WHAT IS BEING ASKED> From the listing below, pull out every line where the string "following" appears.

(Collection entries)
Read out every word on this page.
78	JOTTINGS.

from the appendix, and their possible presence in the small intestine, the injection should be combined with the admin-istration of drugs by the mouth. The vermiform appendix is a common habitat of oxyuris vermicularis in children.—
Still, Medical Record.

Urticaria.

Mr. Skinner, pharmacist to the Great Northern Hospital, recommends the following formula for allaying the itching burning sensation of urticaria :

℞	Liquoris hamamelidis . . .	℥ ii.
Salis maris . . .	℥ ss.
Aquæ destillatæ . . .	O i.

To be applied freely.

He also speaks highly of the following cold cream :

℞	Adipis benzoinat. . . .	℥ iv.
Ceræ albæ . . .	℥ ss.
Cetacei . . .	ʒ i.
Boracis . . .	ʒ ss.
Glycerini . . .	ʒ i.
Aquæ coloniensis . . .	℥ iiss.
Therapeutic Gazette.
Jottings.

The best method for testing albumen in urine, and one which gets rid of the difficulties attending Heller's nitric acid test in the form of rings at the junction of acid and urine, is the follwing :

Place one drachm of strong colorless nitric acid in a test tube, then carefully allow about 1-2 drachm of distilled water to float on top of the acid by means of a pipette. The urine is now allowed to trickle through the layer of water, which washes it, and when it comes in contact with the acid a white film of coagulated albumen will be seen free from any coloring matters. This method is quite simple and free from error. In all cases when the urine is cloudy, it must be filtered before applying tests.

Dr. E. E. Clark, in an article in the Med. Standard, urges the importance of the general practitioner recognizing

CORRECT ANSWER>
Mr. Skinner, pharmacist to the Great Northern Hospital, recommends the following formula for allaying the itching burning sensation of urticaria :
He also speaks highly of the following cold cream :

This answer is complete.